── Supplied material
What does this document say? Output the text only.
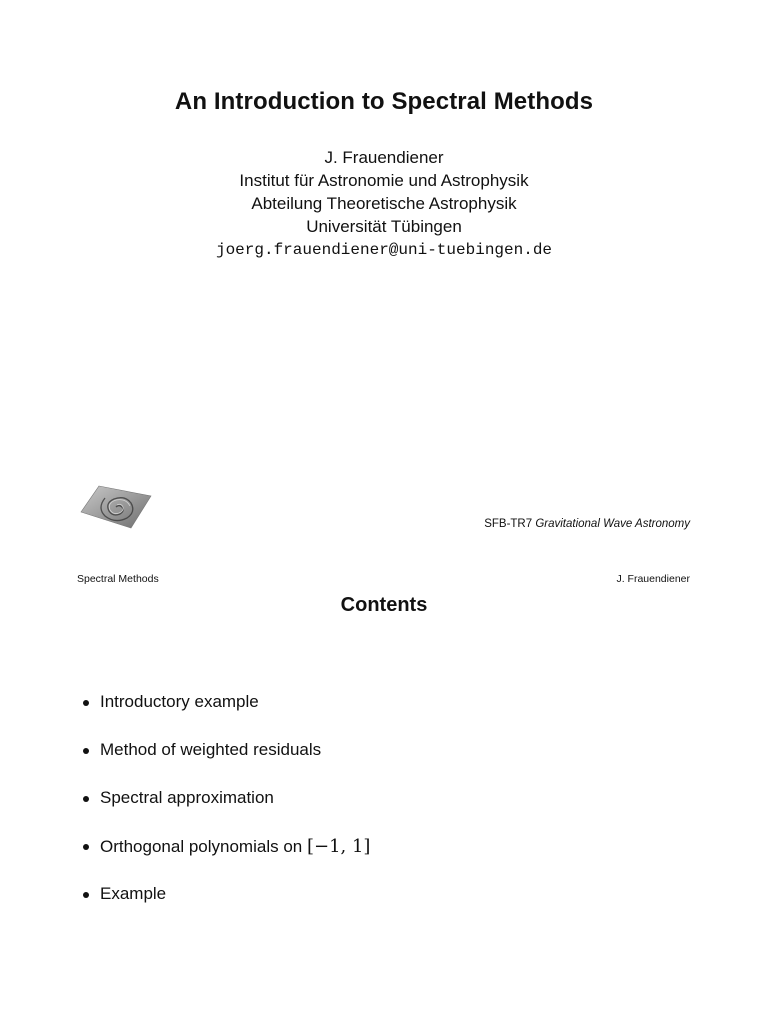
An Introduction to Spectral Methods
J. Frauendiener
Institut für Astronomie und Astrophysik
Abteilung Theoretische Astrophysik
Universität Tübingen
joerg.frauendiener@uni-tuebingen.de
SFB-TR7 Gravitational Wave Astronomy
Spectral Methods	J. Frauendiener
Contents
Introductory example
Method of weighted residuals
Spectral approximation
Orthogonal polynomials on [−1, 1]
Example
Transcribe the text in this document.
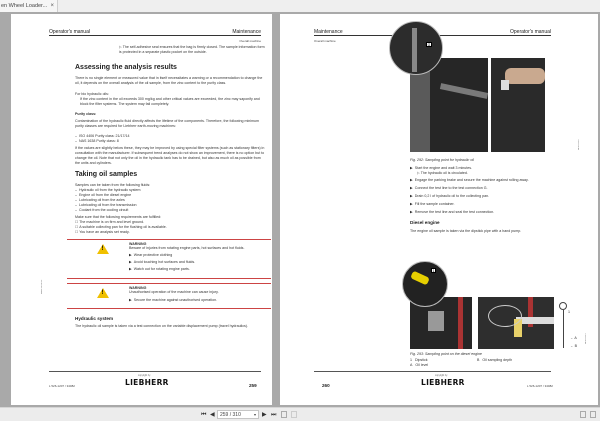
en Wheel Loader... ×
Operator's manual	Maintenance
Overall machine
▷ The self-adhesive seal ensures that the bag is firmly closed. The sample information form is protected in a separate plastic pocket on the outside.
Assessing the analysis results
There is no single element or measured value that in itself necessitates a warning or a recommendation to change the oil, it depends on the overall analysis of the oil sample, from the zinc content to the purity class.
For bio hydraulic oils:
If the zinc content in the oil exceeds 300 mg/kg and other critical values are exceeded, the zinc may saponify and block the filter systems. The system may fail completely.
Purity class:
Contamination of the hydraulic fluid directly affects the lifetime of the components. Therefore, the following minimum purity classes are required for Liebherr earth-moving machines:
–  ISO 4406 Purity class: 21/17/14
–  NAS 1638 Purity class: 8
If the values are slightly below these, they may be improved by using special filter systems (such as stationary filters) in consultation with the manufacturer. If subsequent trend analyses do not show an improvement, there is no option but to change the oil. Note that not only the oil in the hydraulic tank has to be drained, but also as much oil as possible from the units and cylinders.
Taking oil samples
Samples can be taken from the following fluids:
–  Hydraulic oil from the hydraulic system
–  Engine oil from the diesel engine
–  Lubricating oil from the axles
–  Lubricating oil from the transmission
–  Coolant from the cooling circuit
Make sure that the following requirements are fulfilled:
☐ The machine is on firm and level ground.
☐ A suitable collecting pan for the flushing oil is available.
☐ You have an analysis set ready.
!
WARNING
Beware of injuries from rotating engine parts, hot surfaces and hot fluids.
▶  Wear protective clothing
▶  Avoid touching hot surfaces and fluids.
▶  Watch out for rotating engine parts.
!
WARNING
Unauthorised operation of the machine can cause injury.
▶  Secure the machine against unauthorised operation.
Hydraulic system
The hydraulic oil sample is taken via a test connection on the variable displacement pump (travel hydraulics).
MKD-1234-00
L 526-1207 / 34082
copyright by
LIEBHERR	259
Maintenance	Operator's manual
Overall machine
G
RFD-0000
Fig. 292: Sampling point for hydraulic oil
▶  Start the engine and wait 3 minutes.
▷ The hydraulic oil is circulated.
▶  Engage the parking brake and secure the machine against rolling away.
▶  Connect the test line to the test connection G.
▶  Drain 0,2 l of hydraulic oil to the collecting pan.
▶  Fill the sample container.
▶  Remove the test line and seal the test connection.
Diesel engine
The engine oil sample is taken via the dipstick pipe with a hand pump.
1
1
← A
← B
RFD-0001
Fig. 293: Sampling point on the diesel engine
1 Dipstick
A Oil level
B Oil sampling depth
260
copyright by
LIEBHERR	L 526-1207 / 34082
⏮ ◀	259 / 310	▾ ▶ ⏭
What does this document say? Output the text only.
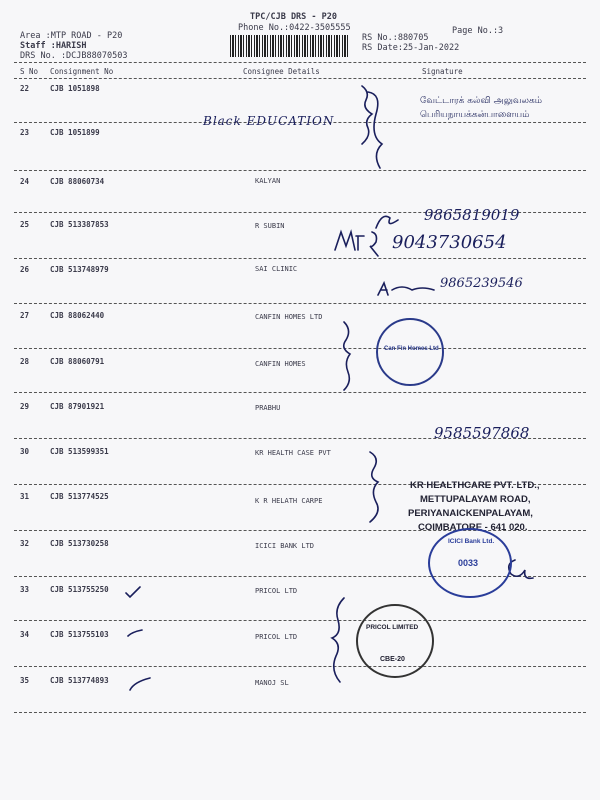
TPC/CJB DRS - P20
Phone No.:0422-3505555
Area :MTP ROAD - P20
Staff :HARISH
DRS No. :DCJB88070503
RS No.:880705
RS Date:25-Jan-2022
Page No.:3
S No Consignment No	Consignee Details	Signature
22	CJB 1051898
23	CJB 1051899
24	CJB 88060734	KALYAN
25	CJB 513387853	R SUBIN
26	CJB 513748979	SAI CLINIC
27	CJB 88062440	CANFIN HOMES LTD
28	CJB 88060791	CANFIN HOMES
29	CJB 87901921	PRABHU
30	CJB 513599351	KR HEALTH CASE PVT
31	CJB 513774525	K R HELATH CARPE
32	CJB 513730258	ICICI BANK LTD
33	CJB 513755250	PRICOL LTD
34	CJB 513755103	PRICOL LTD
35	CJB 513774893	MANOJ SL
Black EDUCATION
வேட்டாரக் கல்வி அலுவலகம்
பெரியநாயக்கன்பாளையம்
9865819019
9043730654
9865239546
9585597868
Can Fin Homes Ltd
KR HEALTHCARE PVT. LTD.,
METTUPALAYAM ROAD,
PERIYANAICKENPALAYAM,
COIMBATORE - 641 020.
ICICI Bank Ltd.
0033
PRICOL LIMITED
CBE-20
────
── Supplied material
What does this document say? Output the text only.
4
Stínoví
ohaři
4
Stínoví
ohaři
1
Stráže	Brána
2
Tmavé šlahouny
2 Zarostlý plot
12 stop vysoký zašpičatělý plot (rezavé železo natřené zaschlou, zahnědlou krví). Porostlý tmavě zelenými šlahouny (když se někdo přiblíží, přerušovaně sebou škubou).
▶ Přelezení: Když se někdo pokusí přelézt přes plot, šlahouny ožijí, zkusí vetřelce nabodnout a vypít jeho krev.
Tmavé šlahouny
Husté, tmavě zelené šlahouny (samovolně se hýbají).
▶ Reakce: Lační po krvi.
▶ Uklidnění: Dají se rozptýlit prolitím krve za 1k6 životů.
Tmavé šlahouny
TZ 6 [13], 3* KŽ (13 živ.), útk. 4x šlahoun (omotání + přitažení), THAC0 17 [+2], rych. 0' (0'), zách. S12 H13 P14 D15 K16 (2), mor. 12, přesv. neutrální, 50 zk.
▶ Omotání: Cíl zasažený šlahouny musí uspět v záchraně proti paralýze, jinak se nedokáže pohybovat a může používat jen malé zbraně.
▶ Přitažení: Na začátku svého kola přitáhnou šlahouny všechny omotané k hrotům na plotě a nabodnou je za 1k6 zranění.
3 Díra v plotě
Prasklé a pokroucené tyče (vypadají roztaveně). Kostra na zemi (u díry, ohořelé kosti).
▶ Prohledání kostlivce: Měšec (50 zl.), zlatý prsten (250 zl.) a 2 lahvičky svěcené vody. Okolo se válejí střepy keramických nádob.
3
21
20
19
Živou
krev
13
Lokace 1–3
────
What you should do: Search the lines above for the string "seal" and copy each line that has it.

Solution to the problem:
▷ The self-adhesive seal ensures that the bag is firmly closed. The sample information form is protected in a separate plastic pocket on the outside.
▶  Remove the test line and seal the test connection.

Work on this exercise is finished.